- _Given problem_:
Gather all lines from the material that contain "lote".

|---|

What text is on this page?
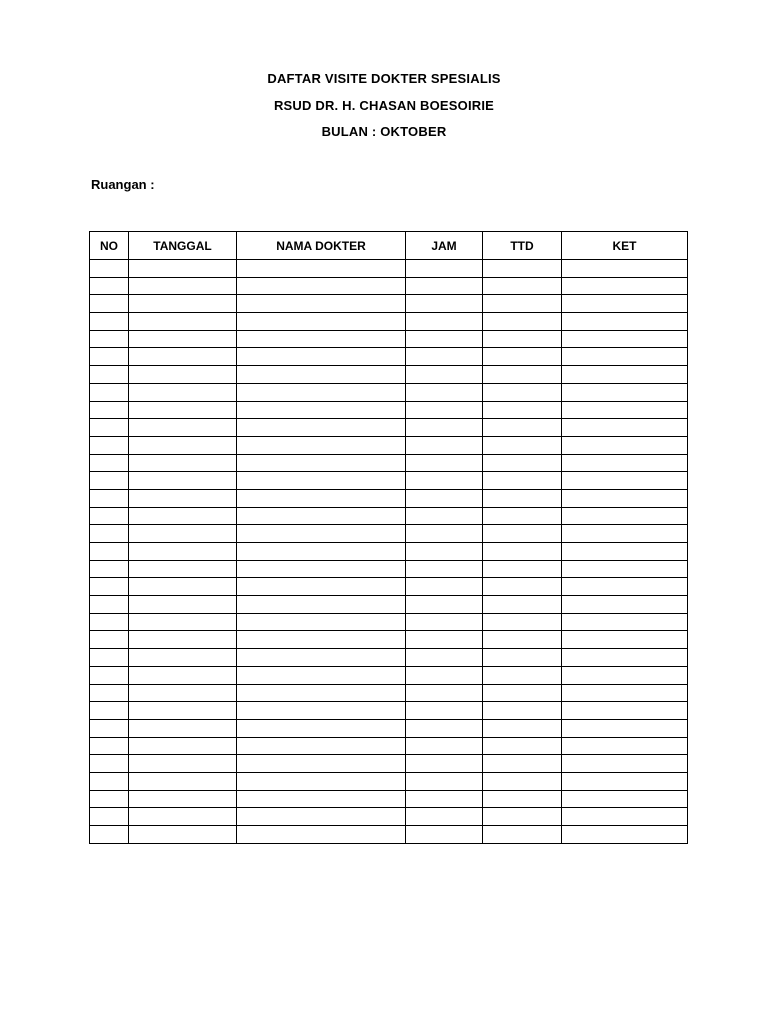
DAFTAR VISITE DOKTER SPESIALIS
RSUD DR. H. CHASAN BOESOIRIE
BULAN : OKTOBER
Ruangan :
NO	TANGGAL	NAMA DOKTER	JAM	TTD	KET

|---|

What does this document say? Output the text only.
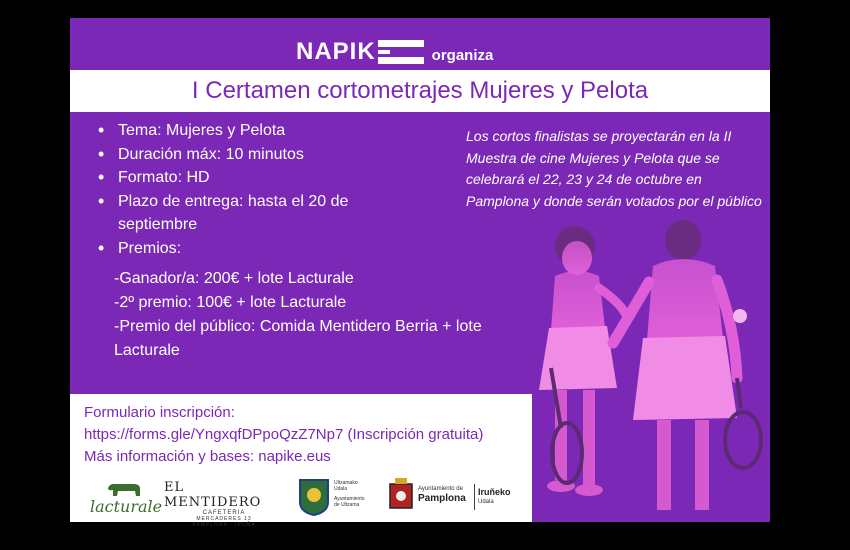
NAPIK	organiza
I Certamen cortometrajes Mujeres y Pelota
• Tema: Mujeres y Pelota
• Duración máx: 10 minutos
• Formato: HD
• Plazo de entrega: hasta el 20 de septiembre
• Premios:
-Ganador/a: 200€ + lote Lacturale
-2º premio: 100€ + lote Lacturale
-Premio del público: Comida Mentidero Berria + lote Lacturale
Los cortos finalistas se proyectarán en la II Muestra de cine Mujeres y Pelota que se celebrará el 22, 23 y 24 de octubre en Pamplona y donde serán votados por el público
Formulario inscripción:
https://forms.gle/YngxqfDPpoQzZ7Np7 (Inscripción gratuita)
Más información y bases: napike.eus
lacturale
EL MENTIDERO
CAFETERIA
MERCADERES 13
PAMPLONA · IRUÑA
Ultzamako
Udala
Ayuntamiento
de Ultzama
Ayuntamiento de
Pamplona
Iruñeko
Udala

|---|

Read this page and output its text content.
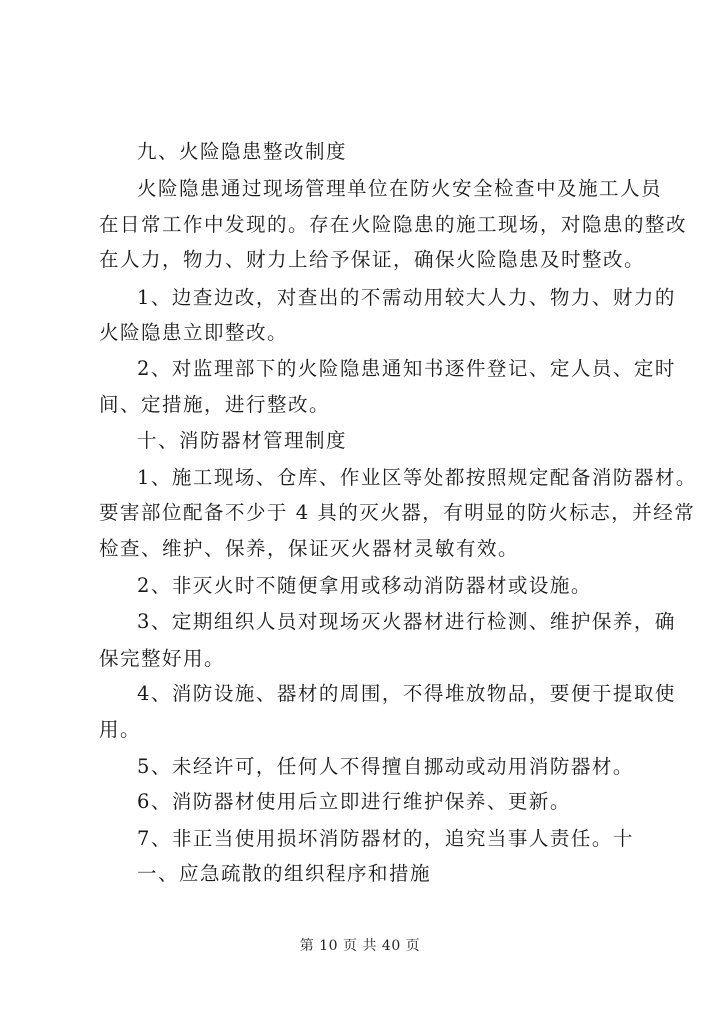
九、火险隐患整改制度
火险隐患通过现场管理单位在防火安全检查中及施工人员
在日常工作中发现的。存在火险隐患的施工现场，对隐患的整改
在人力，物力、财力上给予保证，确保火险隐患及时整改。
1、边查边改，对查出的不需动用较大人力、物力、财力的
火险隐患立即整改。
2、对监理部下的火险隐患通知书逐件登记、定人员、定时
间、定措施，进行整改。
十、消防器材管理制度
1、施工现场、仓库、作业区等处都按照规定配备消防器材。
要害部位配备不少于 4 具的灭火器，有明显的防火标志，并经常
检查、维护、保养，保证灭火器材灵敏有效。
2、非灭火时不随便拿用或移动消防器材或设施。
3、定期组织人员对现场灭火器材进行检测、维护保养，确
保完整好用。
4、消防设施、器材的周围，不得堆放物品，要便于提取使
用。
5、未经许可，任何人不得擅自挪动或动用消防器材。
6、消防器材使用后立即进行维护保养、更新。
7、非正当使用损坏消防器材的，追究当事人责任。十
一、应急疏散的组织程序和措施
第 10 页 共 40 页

|---|

- _Exercise result_:
-Ganador/a: 200€ + lote Lacturale
-2º premio: 100€ + lote Lacturale
-Premio del público: Comida Mentidero Berria + lote Lacturale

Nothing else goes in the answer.